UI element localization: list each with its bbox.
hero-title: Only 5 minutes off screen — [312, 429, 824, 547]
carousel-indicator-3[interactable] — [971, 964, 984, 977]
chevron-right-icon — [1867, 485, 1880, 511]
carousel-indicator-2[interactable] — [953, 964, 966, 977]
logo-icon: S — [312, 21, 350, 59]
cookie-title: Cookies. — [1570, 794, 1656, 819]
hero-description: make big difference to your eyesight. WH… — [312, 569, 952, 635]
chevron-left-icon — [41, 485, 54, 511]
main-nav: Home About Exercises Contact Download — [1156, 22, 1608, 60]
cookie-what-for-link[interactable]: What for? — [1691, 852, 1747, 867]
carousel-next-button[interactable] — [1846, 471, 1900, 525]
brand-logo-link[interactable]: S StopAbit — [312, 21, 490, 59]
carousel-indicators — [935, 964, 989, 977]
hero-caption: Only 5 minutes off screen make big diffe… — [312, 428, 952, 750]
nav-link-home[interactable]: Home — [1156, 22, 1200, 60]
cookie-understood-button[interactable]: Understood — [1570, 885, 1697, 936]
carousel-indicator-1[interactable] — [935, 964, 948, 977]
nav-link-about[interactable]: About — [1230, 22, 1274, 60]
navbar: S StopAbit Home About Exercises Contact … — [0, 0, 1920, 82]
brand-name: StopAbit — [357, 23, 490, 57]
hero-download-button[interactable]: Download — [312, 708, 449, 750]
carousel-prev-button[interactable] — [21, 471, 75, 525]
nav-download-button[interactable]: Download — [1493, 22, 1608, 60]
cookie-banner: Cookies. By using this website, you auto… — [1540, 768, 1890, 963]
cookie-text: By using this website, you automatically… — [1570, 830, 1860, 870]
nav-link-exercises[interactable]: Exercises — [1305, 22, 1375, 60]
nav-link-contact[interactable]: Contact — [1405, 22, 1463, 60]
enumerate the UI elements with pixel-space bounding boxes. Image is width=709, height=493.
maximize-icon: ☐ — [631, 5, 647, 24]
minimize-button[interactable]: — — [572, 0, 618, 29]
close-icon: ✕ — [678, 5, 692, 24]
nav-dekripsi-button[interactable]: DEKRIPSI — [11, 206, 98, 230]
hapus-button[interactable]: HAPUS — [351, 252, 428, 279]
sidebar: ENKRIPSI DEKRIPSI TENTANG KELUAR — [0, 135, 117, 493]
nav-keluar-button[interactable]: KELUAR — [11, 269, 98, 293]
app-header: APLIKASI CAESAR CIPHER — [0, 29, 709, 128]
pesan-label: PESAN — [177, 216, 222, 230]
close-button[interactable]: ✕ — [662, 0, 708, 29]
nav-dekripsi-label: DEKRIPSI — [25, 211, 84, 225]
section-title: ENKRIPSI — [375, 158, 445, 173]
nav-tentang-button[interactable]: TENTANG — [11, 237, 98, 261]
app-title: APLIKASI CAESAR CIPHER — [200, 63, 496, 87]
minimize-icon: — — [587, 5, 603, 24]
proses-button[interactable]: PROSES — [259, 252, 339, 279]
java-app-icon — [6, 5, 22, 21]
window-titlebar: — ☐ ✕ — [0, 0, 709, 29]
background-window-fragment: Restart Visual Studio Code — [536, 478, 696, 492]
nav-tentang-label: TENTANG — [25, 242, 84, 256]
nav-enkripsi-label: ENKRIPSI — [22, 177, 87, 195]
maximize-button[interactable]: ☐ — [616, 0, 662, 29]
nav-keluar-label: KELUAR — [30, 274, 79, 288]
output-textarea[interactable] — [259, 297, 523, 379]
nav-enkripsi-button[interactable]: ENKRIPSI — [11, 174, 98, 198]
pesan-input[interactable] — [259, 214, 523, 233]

※

Copy every line above word for word, leaving nothing out and changing nothing.

UI element localization: list each with its bbox.
hero-title: Only 5 minutes off screen — [312, 429, 824, 547]
carousel-indicator-3[interactable] — [971, 964, 984, 977]
chevron-right-icon — [1867, 485, 1880, 511]
carousel-indicator-2[interactable] — [953, 964, 966, 977]
logo-icon: S — [312, 21, 350, 59]
cookie-title: Cookies. — [1570, 794, 1656, 819]
hero-description: make big difference to your eyesight. WH… — [312, 569, 952, 635]
chevron-left-icon — [41, 485, 54, 511]
main-nav: Home About Exercises Contact Download — [1156, 22, 1608, 60]
cookie-what-for-link[interactable]: What for? — [1691, 852, 1747, 867]
carousel-next-button[interactable] — [1846, 471, 1900, 525]
brand-logo-link[interactable]: S StopAbit — [312, 21, 490, 59]
carousel-indicators — [935, 964, 989, 977]
hero-caption: Only 5 minutes off screen make big diffe… — [312, 428, 952, 750]
nav-link-home[interactable]: Home — [1156, 22, 1200, 60]
cookie-understood-button[interactable]: Understood — [1570, 885, 1697, 936]
carousel-indicator-1[interactable] — [935, 964, 948, 977]
nav-link-about[interactable]: About — [1230, 22, 1274, 60]
navbar: S StopAbit Home About Exercises Contact … — [0, 0, 1920, 82]
brand-name: StopAbit — [357, 23, 490, 57]
hero-download-button[interactable]: Download — [312, 708, 449, 750]
carousel-prev-button[interactable] — [21, 471, 75, 525]
nav-download-button[interactable]: Download — [1493, 22, 1608, 60]
cookie-banner: Cookies. By using this website, you auto… — [1540, 768, 1890, 963]
cookie-text: By using this website, you automatically… — [1570, 830, 1860, 870]
nav-link-exercises[interactable]: Exercises — [1305, 22, 1375, 60]
nav-link-contact[interactable]: Contact — [1405, 22, 1463, 60]
enumerate the UI elements with pixel-space bounding boxes. Image is width=709, height=493.
maximize-icon: ☐ — [631, 5, 647, 24]
minimize-button[interactable]: — — [572, 0, 618, 29]
close-icon: ✕ — [678, 5, 692, 24]
nav-dekripsi-button[interactable]: DEKRIPSI — [11, 206, 98, 230]
hapus-button[interactable]: HAPUS — [351, 252, 428, 279]
sidebar: ENKRIPSI DEKRIPSI TENTANG KELUAR — [0, 135, 117, 493]
nav-keluar-button[interactable]: KELUAR — [11, 269, 98, 293]
app-header: APLIKASI CAESAR CIPHER — [0, 29, 709, 128]
pesan-label: PESAN — [177, 216, 222, 230]
close-button[interactable]: ✕ — [662, 0, 708, 29]
nav-dekripsi-label: DEKRIPSI — [25, 211, 84, 225]
section-title: ENKRIPSI — [375, 158, 445, 173]
nav-tentang-button[interactable]: TENTANG — [11, 237, 98, 261]
app-title: APLIKASI CAESAR CIPHER — [200, 63, 496, 87]
minimize-icon: — — [587, 5, 603, 24]
proses-button[interactable]: PROSES — [259, 252, 339, 279]
java-app-icon — [6, 5, 22, 21]
window-titlebar: — ☐ ✕ — [0, 0, 709, 29]
background-window-fragment: Restart Visual Studio Code — [536, 478, 696, 492]
nav-tentang-label: TENTANG — [25, 242, 84, 256]
nav-enkripsi-label: ENKRIPSI — [22, 177, 87, 195]
maximize-button[interactable]: ☐ — [616, 0, 662, 29]
nav-keluar-label: KELUAR — [30, 274, 79, 288]
output-textarea[interactable] — [259, 297, 523, 379]
nav-enkripsi-button[interactable]: ENKRIPSI — [11, 174, 98, 198]
pesan-input[interactable] — [259, 214, 523, 233]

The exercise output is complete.